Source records
-- START --
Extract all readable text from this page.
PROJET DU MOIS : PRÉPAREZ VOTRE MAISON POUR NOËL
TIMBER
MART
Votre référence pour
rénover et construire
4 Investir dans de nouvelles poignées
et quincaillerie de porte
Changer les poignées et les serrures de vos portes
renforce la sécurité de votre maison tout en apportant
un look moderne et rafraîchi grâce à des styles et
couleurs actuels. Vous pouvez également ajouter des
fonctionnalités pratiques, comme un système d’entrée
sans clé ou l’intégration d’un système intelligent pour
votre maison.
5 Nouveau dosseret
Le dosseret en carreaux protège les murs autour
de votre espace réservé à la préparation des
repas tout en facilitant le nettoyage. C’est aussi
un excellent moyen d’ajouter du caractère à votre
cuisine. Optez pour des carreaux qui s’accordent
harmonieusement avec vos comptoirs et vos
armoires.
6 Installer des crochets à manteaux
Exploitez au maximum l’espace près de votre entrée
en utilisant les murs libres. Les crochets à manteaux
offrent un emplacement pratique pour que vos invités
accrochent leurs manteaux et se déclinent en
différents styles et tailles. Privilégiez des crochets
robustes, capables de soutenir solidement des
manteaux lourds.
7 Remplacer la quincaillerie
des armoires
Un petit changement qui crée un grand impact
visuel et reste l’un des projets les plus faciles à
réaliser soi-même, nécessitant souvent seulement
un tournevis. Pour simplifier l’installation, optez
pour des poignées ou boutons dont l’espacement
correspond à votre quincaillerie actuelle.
-- END --
**GIVEN PROBLEM**
Transcribe each entry precisely, missing none.

**ANSWER TO THE PROBLEM**
Extract all readable text from this page.
PROJET DU MOIS : PRÉPAREZ VOTRE MAISON POUR NOËL
TIMBER
MART
Votre référence pour
rénover et construire
4 Investir dans de nouvelles poignées
et quincaillerie de porte
Changer les poignées et les serrures de vos portes
renforce la sécurité de votre maison tout en apportant
un look moderne et rafraîchi grâce à des styles et
couleurs actuels. Vous pouvez également ajouter des
fonctionnalités pratiques, comme un système d’entrée
sans clé ou l’intégration d’un système intelligent pour
votre maison.
5 Nouveau dosseret
Le dosseret en carreaux protège les murs autour
de votre espace réservé à la préparation des
repas tout en facilitant le nettoyage. C’est aussi
un excellent moyen d’ajouter du caractère à votre
cuisine. Optez pour des carreaux qui s’accordent
harmonieusement avec vos comptoirs et vos
armoires.
6 Installer des crochets à manteaux
Exploitez au maximum l’espace près de votre entrée
en utilisant les murs libres. Les crochets à manteaux
offrent un emplacement pratique pour que vos invités
accrochent leurs manteaux et se déclinent en
différents styles et tailles. Privilégiez des crochets
robustes, capables de soutenir solidement des
manteaux lourds.
7 Remplacer la quincaillerie
des armoires
Un petit changement qui crée un grand impact
visuel et reste l’un des projets les plus faciles à
réaliser soi-même, nécessitant souvent seulement
un tournevis. Pour simplifier l’installation, optez
pour des poignées ou boutons dont l’espacement
correspond à votre quincaillerie actuelle.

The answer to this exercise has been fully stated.